Structured figure records
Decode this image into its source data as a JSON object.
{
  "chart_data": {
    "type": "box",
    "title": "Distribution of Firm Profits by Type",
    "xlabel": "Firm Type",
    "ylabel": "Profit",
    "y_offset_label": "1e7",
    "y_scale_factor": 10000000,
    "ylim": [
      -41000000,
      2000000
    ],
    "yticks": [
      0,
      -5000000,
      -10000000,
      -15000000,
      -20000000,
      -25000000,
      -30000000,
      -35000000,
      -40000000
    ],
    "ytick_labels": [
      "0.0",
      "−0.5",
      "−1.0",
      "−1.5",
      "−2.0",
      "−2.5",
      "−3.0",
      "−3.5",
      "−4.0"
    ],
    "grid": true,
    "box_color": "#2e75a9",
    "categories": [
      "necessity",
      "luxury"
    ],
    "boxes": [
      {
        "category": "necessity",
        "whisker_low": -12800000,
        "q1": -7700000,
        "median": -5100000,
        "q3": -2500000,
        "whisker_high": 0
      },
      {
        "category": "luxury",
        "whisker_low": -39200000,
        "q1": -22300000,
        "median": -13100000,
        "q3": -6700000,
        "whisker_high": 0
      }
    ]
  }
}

Task goal: Restate each entry exactly, skipping none.

Complete answer:
Decode this image into its source data as a JSON object.
{
  "chart_data": {
    "type": "box",
    "title": "Distribution of Firm Profits by Type",
    "xlabel": "Firm Type",
    "ylabel": "Profit",
    "y_offset_label": "1e7",
    "y_scale_factor": 10000000,
    "ylim": [
      -41000000,
      2000000
    ],
    "yticks": [
      0,
      -5000000,
      -10000000,
      -15000000,
      -20000000,
      -25000000,
      -30000000,
      -35000000,
      -40000000
    ],
    "ytick_labels": [
      "0.0",
      "−0.5",
      "−1.0",
      "−1.5",
      "−2.0",
      "−2.5",
      "−3.0",
      "−3.5",
      "−4.0"
    ],
    "grid": true,
    "box_color": "#2e75a9",
    "categories": [
      "necessity",
      "luxury"
    ],
    "boxes": [
      {
        "category": "necessity",
        "whisker_low": -12800000,
        "q1": -7700000,
        "median": -5100000,
        "q3": -2500000,
        "whisker_high": 0
      },
      {
        "category": "luxury",
        "whisker_low": -39200000,
        "q1": -22300000,
        "median": -13100000,
        "q3": -6700000,
        "whisker_high": 0
      }
    ]
  }
}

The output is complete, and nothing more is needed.